-- Extract provided follows --
Literature DB >> 21346863

ContPro: A web tool for calculating amino acid contact distances in protein from 3D -structures at different distance threshold.

Ahmad Firoz, Adeel Malik, Obaid Afzal, Vivekanand Jha.   

Abstract

UNLABELLED: To investigate the functional sites on a protein and the prediction of binding sites (residues)in proteins, it is often required to identify the binding site residues at different distance threshold from protein three dimensional (3D)structures. For the study of a particular protein chain and its interaction with the ligand in complex form, researchers have to parse the output of different available tools or databases for finding binding-site residues. Here we have developed a tool for calculating amino acid contact distances in proteins at different distance threshold from the 3D-structure of the protein. For an input of protein 3D-structure, ContPro can quickly find all binding-site residues in the protein by calculating distances and also allows researchers to select the different distance threshold, protein chain and ligand of interest. Additionally, it can also parse the protein model (in case of multi model protein coordinate file)and the sequence of selected protein chain in Fasta format from the input 3D-structure. The developed tool will be useful for the identification and analysis of binding sites of proteins from 3D-structure at different distance thresholds. AVAILABILITY: IT CAN BE ACCESSED AT: http://procarb.org/contpro/

Entities:  

Year:  2010        PMID: 21346863      PMCID: PMC3039989          DOI: 10.6026/97320630005055

Source DB:  PubMed          Journal:  Bioinformation        ISSN: 0973-2063


Background

The function of proteins depends on their interaction with other molecules like proteins, DNA, RNA, carbohydrates and other ligands [1]. Therefore, identifying amino acid contacts is important for understanding the biological processes. In order to understand the mechanism of these interactions it is important to calculate the amino acid contacts at different distance thresholds [2-4]. Binding site residues of proteins can also be identified from pictorial databases [6], visualization tools like Ligplot [7], or many other web servers developed earlier [1, 5], but this becomes overwhelmingly imposing when a large set of proteins have to be analyzed. With the help of ContPro (Figure 1), user can identify a binding residue by selecting a protein chain and ligand of interest and retrieve the results in the form of different output files. Additionally, it can also parse the multi model PDB file, sequence of selected protein chain from the 3Dstructure of protein and gives the atomic details of contacts including distance as compared with the previous developed tools for calculating binding-site residue from PDB structures [1,5,9]. Protein Data Bank (PDB)is repository of for 3D structures of biological macromolecules which contains coordinates of its atoms [8], and by using these coordinates of two atoms, one can compute the distance between them.
-- Extract provided concluded --
-- Data to examine follows --
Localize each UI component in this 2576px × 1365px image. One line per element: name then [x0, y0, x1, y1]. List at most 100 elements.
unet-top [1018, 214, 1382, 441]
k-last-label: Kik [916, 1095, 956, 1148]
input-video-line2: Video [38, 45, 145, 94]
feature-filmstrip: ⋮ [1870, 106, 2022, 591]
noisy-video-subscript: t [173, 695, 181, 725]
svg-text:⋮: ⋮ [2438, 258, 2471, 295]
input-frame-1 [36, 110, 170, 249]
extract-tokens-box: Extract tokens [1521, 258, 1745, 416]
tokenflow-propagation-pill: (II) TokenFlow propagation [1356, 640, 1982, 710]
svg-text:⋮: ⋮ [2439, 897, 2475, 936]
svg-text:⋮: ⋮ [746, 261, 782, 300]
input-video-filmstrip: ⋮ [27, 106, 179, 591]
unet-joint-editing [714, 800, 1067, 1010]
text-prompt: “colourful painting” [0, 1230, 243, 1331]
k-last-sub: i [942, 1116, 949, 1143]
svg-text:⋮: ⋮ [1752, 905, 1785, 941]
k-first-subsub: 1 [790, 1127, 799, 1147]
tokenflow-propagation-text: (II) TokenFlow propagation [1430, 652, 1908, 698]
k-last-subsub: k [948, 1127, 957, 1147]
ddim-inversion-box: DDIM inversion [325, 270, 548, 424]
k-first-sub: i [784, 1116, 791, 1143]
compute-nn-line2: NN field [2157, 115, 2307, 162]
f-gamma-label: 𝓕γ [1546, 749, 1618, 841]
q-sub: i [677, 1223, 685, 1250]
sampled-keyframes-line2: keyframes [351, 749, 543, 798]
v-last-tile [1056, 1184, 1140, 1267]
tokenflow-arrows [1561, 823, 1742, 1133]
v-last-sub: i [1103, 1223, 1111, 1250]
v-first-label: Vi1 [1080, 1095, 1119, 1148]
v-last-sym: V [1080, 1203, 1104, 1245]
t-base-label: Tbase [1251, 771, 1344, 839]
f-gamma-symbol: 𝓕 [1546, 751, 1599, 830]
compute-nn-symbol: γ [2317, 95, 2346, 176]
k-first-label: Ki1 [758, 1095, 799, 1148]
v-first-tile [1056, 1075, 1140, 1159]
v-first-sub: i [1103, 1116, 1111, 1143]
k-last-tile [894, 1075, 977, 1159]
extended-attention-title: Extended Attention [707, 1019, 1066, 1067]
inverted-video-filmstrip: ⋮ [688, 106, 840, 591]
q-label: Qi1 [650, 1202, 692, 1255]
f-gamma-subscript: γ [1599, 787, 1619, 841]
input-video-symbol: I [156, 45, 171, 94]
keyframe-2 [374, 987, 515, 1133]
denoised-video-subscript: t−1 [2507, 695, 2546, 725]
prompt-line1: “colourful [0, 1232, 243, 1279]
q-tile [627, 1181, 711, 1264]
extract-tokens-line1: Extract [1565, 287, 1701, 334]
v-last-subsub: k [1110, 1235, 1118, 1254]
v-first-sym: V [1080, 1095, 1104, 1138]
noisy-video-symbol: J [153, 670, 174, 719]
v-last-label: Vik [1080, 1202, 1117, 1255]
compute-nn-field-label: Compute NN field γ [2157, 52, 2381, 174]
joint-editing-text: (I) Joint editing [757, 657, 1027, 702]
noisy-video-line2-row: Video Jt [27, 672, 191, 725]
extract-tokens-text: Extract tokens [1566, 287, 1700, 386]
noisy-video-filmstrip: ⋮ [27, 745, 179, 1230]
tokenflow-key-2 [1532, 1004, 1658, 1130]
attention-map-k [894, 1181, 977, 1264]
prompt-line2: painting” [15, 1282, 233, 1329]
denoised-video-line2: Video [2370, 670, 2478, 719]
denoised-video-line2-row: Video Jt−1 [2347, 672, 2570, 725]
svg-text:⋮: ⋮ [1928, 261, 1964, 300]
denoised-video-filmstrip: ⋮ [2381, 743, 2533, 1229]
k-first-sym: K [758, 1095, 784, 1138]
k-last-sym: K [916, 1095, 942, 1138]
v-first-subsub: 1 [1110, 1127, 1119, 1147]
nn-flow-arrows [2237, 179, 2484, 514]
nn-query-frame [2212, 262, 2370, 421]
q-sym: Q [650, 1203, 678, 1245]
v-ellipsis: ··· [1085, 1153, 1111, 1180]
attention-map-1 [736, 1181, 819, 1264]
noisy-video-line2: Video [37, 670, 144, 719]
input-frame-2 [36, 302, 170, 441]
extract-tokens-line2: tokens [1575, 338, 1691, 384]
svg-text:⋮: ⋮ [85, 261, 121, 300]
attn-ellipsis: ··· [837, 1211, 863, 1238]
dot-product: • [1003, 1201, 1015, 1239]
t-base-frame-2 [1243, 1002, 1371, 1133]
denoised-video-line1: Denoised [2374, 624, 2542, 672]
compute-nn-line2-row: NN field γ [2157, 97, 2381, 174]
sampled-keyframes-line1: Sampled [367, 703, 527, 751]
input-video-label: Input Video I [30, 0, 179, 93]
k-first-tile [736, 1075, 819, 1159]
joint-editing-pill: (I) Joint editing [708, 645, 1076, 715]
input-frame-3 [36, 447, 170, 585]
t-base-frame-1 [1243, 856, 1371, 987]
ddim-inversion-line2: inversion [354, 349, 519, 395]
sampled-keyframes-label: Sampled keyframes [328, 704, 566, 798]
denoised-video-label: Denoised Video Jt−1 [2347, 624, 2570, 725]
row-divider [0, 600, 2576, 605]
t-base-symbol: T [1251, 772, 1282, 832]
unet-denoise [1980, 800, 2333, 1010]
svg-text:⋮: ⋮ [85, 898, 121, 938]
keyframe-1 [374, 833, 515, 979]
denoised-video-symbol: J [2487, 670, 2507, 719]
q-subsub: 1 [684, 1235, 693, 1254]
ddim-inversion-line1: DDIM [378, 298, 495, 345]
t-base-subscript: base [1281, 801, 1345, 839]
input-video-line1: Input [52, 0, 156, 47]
-- Data to examine concluded --
Work order:
Answer these questions from the ContPro article:
1. In which journal did it appear?
2. At what web address can ContPro be accessed?
3. What visualization tool does the background name as a way to identify binding site residues?
The listing is not required for the work that comes next.

Answer for the task:
1. Bioinformation
2. http://procarb.org/contpro/
3. Ligplot